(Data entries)
┌──
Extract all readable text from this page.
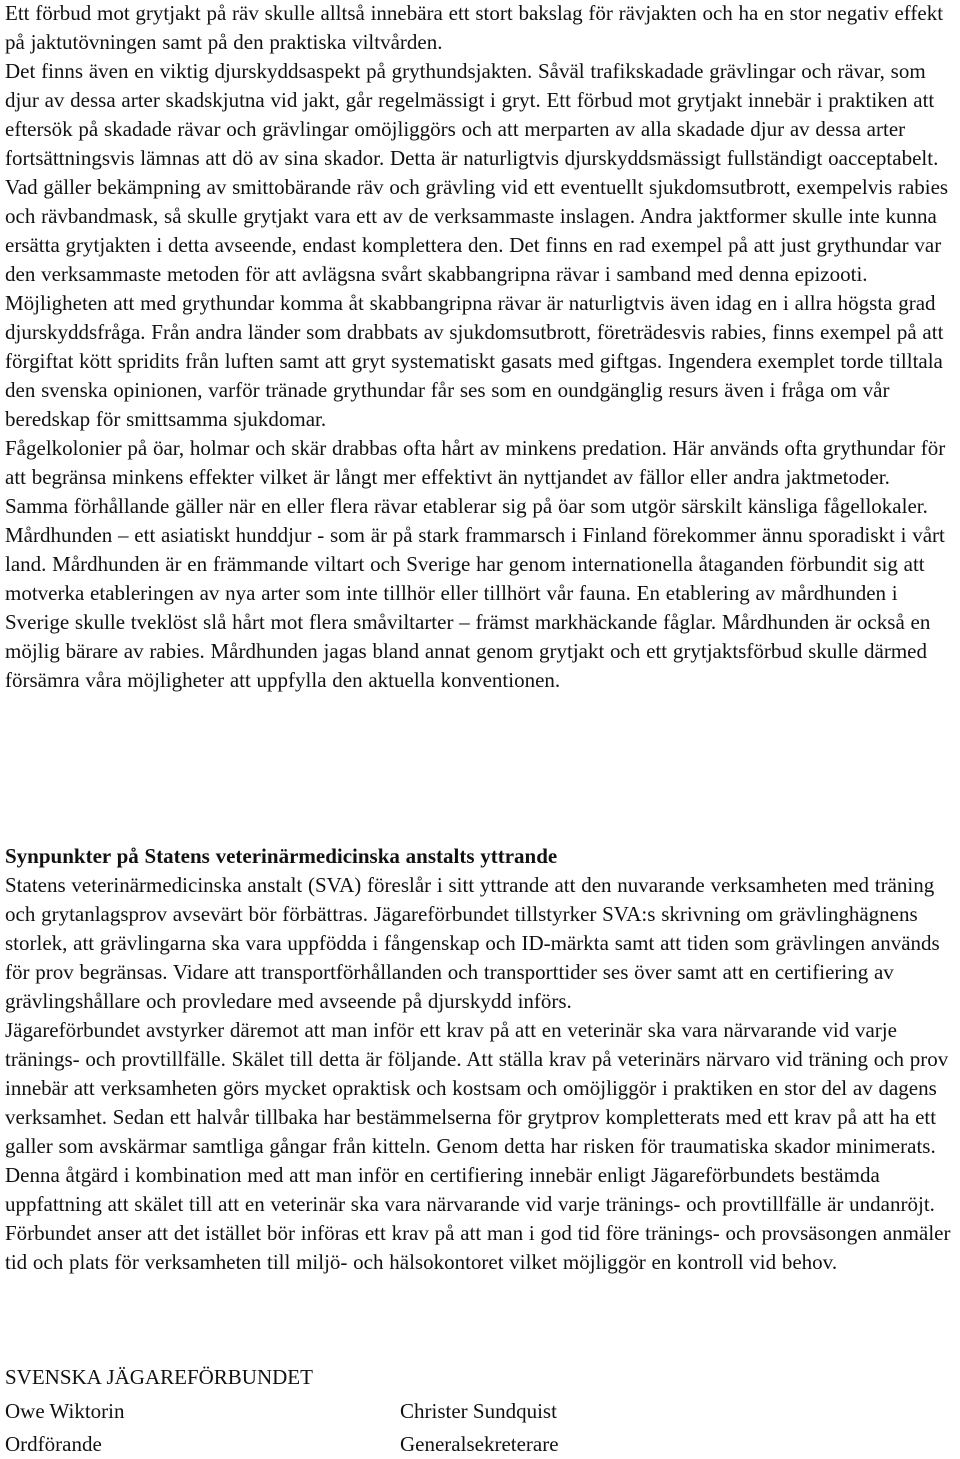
Ett förbud mot grytjakt på räv skulle alltså innebära ett stort bakslag för rävjakten och ha en stor negativ effekt på jaktutövningen samt på den praktiska viltvården.

Det finns även en viktig djurskyddsaspekt på grythundsjakten. Såväl trafikskadade grävlingar och rävar, som djur av dessa arter skadskjutna vid jakt, går regelmässigt i gryt. Ett förbud mot grytjakt innebär i praktiken att eftersök på skadade rävar och grävlingar omöjliggörs och att merparten av alla skadade djur av dessa arter fortsättningsvis lämnas att dö av sina skador. Detta är naturligtvis djurskyddsmässigt fullständigt oacceptabelt.

Vad gäller bekämpning av smittobärande räv och grävling vid ett eventuellt sjukdomsutbrott, exempelvis rabies och rävbandmask, så skulle grytjakt vara ett av de verksammaste inslagen. Andra jaktformer skulle inte kunna ersätta grytjakten i detta avseende, endast komplettera den. Det finns en rad exempel på att just grythundar var den verksammaste metoden för att avlägsna svårt skabbangripna rävar i samband med denna epizooti. Möjligheten att med grythundar komma åt skabbangripna rävar är naturligtvis även idag en i allra högsta grad djurskyddsfråga. Från andra länder som drabbats av sjukdomsutbrott, företrädesvis rabies, finns exempel på att förgiftat kött spridits från luften samt att gryt systematiskt gasats med giftgas. Ingendera exemplet torde tilltala den svenska opinionen, varför tränade grythundar får ses som en oundgänglig resurs även i fråga om vår beredskap för smittsamma sjukdomar.

Fågelkolonier på öar, holmar och skär drabbas ofta hårt av minkens predation. Här används ofta grythundar för att begränsa minkens effekter vilket är långt mer effektivt än nyttjandet av fällor eller andra jaktmetoder. Samma förhållande gäller när en eller flera rävar etablerar sig på öar som utgör särskilt känsliga fågellokaler.

Mårdhunden – ett asiatiskt hunddjur - som är på stark frammarsch i Finland förekommer ännu sporadiskt i vårt land. Mårdhunden är en främmande viltart och Sverige har genom internationella åtaganden förbundit sig att motverka etableringen av nya arter som inte tillhör eller tillhört vår fauna. En etablering av mårdhunden i Sverige skulle tveklöst slå hårt mot flera småviltarter – främst markhäckande fåglar. Mårdhunden är också en möjlig bärare av rabies. Mårdhunden jagas bland annat genom grytjakt och ett grytjaktsförbud skulle därmed försämra våra möjligheter att uppfylla den aktuella konventionen.

Synpunkter på Statens veterinärmedicinska anstalts yttrande

Statens veterinärmedicinska anstalt (SVA) föreslår i sitt yttrande att den nuvarande verksamheten med träning och grytanlagsprov avsevärt bör förbättras. Jägareförbundet tillstyrker SVA:s skrivning om grävlinghägnens storlek, att grävlingarna ska vara uppfödda i fångenskap och ID-märkta samt att tiden som grävlingen används för prov begränsas. Vidare att transportförhållanden och transporttider ses över samt att en certifiering av grävlingshållare och provledare med avseende på djurskydd införs.

Jägareförbundet avstyrker däremot att man inför ett krav på att en veterinär ska vara närvarande vid varje tränings- och provtillfälle. Skälet till detta är följande. Att ställa krav på veterinärs närvaro vid träning och prov innebär att verksamheten görs mycket opraktisk och kostsam och omöjliggör i praktiken en stor del av dagens verksamhet. Sedan ett halvår tillbaka har bestämmelserna för grytprov kompletterats med ett krav på att ha ett galler som avskärmar samtliga gångar från kitteln. Genom detta har risken för traumatiska skador minimerats. Denna åtgärd i kombination med att man inför en certifiering innebär enligt Jägareförbundets bestämda uppfattning att skälet till att en veterinär ska vara närvarande vid varje tränings- och provtillfälle är undanröjt. Förbundet anser att det istället bör införas ett krav på att man i god tid före tränings- och provsäsongen anmäler tid och plats för verksamheten till miljö- och hälsokontoret vilket möjliggör en kontroll vid behov.

SVENSKA JÄGAREFÖRBUNDET

Owe Wiktorin	Christer Sundquist
Ordförande	Generalsekreterare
└──
Assignment:
Which lines above hold the string "används"? Copy every one of them.

Exercise answer:
Fågelkolonier på öar, holmar och skär drabbas ofta hårt av minkens predation. Här används ofta grythundar för att begränsa minkens effekter vilket är långt mer effektivt än nyttjandet av fällor eller andra jaktmetoder. Samma förhållande gäller när en eller flera rävar etablerar sig på öar som utgör särskilt känsliga fågellokaler.
Statens veterinärmedicinska anstalt (SVA) föreslår i sitt yttrande att den nuvarande verksamheten med träning och grytanlagsprov avsevärt bör förbättras. Jägareförbundet tillstyrker SVA:s skrivning om grävlinghägnens storlek, att grävlingarna ska vara uppfödda i fångenskap och ID-märkta samt att tiden som grävlingen används för prov begränsas. Vidare att transportförhållanden och transporttider ses över samt att en certifiering av grävlingshållare och provledare med avseende på djurskydd införs.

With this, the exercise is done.